— Begin Materials provided —

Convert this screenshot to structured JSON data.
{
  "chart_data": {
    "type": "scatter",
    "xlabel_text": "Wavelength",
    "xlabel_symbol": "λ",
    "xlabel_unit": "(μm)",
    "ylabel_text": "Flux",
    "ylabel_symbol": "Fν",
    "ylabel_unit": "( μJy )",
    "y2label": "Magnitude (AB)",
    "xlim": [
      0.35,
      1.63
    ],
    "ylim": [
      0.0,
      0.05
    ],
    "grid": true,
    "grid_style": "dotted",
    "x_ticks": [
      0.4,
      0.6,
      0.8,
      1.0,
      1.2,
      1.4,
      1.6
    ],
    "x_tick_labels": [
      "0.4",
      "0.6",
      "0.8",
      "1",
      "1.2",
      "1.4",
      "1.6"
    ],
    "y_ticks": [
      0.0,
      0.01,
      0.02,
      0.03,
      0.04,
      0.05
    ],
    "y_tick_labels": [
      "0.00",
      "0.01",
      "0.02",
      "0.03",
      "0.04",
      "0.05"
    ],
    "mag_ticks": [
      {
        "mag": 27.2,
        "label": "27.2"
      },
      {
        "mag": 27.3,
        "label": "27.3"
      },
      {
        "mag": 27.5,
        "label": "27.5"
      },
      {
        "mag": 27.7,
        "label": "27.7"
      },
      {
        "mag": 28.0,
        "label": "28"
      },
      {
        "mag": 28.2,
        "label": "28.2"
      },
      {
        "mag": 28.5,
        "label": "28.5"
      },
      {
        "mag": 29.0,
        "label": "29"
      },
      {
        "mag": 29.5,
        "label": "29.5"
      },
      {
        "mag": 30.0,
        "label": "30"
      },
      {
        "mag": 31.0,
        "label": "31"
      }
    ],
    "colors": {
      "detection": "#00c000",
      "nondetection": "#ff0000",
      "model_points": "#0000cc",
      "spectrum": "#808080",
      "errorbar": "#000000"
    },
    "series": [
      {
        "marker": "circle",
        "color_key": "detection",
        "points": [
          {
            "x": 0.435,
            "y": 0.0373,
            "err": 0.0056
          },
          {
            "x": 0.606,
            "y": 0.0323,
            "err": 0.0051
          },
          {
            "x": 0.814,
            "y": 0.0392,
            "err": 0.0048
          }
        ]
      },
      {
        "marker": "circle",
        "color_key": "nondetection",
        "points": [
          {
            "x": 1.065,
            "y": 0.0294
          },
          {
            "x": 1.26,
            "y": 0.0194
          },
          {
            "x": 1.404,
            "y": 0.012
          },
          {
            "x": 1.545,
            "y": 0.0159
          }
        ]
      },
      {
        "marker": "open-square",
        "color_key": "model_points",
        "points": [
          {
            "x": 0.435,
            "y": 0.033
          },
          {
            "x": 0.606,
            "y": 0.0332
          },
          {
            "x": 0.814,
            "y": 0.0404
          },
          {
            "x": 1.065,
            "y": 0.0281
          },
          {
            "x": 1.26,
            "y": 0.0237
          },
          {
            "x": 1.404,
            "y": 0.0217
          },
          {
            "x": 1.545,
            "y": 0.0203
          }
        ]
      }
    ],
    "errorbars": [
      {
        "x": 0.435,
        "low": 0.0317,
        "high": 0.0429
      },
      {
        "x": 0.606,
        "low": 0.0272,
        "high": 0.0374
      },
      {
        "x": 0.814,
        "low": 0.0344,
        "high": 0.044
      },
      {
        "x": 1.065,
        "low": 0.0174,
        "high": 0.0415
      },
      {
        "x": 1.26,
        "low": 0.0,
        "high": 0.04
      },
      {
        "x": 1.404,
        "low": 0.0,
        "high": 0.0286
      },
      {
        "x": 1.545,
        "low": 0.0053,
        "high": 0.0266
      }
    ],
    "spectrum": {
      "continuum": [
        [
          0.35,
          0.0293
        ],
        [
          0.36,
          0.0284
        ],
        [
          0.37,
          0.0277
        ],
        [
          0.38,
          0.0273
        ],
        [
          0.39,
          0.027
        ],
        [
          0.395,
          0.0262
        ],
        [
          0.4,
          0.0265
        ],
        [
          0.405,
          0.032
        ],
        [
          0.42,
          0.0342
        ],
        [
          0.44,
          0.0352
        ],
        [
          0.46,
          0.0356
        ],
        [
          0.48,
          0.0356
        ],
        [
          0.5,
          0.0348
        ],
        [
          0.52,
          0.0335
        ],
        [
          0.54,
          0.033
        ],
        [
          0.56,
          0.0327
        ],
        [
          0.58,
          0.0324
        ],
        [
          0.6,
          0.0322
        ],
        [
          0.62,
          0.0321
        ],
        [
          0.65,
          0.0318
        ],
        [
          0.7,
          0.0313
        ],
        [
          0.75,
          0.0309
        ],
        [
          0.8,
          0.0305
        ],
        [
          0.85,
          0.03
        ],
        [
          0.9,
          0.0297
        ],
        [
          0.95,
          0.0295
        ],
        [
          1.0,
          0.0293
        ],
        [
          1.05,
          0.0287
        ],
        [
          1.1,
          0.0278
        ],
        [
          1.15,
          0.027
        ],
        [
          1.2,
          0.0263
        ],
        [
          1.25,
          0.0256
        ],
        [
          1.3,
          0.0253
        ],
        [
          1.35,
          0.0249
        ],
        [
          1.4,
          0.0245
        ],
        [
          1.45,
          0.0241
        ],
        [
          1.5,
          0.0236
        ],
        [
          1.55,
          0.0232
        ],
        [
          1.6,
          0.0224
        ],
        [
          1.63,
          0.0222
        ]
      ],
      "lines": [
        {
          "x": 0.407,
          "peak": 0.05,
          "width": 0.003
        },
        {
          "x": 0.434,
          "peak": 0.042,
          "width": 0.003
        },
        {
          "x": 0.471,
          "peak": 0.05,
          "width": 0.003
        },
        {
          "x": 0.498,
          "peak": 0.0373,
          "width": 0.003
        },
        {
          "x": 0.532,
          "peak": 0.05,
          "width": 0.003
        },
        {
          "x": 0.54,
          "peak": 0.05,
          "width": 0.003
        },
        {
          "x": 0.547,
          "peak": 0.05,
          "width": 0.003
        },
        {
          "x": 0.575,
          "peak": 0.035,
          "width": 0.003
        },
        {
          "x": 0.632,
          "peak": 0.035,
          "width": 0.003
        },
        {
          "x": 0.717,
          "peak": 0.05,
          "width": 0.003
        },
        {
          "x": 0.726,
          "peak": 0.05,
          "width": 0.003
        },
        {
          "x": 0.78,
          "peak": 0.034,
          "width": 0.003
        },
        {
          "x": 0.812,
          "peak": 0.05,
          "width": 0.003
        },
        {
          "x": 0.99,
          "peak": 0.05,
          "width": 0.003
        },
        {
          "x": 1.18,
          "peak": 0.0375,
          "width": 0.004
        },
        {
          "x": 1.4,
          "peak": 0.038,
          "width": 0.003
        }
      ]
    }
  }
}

— End Materials provided —

What to do
Work out how many lines of the material above contain the word "nondetection", then give only that figure.

Written response
2